[A run of records]
..........
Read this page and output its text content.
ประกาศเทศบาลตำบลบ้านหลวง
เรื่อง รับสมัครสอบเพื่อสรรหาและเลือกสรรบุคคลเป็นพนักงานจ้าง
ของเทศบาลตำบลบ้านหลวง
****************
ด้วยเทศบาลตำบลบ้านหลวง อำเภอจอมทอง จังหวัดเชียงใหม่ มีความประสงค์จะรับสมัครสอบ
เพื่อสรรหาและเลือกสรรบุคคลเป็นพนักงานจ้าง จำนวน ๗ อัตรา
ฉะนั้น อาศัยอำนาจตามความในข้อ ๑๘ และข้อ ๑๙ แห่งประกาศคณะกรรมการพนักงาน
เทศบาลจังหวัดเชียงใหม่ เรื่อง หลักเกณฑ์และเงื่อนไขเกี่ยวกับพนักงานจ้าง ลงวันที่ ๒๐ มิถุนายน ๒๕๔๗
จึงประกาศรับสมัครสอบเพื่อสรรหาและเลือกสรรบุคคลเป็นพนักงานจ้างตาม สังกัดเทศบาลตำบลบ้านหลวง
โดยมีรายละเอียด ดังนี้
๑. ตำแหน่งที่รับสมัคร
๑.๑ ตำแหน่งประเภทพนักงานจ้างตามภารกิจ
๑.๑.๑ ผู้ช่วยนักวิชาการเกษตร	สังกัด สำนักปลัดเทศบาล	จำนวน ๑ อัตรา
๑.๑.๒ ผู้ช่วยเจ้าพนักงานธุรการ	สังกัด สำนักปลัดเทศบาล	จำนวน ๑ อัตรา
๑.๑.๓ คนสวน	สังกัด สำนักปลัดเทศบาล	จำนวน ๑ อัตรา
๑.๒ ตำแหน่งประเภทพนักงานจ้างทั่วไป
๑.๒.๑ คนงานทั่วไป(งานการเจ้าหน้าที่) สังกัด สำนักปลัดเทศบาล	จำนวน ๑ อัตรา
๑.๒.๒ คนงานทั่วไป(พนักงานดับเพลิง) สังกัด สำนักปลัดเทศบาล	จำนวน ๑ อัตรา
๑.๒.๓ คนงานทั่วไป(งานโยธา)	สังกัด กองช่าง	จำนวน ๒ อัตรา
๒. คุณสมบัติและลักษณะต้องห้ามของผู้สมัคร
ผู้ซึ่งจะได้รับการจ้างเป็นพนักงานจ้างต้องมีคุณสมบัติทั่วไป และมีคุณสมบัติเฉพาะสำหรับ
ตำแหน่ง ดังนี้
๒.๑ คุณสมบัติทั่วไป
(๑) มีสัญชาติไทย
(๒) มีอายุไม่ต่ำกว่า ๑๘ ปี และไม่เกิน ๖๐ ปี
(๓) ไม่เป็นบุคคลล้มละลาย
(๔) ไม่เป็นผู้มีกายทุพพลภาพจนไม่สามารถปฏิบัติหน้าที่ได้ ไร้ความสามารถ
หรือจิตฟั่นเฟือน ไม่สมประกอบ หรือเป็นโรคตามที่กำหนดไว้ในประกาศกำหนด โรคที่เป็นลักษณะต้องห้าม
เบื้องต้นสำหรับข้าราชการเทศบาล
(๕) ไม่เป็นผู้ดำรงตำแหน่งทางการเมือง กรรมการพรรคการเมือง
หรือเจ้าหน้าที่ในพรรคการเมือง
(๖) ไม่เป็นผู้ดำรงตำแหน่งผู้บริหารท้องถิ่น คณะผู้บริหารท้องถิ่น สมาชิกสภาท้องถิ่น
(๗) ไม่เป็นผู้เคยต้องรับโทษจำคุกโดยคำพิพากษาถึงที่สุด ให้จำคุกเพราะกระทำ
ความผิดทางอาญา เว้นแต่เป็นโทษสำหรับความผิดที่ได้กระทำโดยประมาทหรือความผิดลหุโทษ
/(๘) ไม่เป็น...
..........
**WHAT YOU WILL DO**. Copy out all lines that carry the word "ณสมบ".

**COMPLETED TASK**.
๒. คุณสมบัติและลักษณะต้องห้ามของผู้สมัคร
ผู้ซึ่งจะได้รับการจ้างเป็นพนักงานจ้างต้องมีคุณสมบัติทั่วไป และมีคุณสมบัติเฉพาะสำหรับ
๒.๑ คุณสมบัติทั่วไป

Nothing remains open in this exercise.